Request: Gather every line that includes the word "this", please.

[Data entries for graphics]
--- BEGIN ---

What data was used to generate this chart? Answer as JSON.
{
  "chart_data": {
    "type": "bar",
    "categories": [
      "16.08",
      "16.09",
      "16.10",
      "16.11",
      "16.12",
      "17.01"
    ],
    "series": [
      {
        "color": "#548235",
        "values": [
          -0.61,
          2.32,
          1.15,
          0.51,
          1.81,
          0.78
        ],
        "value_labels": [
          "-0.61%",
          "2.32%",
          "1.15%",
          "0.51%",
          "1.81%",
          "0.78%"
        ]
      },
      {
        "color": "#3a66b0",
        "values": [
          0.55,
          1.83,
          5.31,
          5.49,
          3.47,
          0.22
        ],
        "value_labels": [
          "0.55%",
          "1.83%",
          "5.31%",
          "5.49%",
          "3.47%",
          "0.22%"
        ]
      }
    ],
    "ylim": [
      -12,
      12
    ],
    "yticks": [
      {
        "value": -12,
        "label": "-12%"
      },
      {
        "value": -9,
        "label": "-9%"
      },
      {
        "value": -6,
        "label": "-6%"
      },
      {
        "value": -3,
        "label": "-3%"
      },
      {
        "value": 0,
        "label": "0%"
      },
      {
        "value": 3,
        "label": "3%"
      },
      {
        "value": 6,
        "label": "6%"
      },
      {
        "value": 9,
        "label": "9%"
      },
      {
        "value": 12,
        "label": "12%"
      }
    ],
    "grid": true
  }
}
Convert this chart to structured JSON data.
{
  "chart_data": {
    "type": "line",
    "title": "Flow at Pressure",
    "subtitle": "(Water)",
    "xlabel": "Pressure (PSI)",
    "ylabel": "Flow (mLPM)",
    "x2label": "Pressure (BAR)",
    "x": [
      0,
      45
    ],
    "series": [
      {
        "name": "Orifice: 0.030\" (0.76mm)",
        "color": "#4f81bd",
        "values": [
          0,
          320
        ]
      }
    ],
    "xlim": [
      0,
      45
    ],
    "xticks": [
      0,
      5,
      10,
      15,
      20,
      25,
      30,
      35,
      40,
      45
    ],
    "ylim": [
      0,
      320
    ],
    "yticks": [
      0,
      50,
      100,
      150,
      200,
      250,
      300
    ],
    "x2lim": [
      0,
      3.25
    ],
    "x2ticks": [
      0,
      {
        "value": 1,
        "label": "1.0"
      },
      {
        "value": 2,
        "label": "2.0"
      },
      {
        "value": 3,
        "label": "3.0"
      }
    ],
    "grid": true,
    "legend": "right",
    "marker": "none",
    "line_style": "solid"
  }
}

--- END ---

Expected answer:
What data was used to generate this chart? Answer as JSON.
Convert this chart to structured JSON data.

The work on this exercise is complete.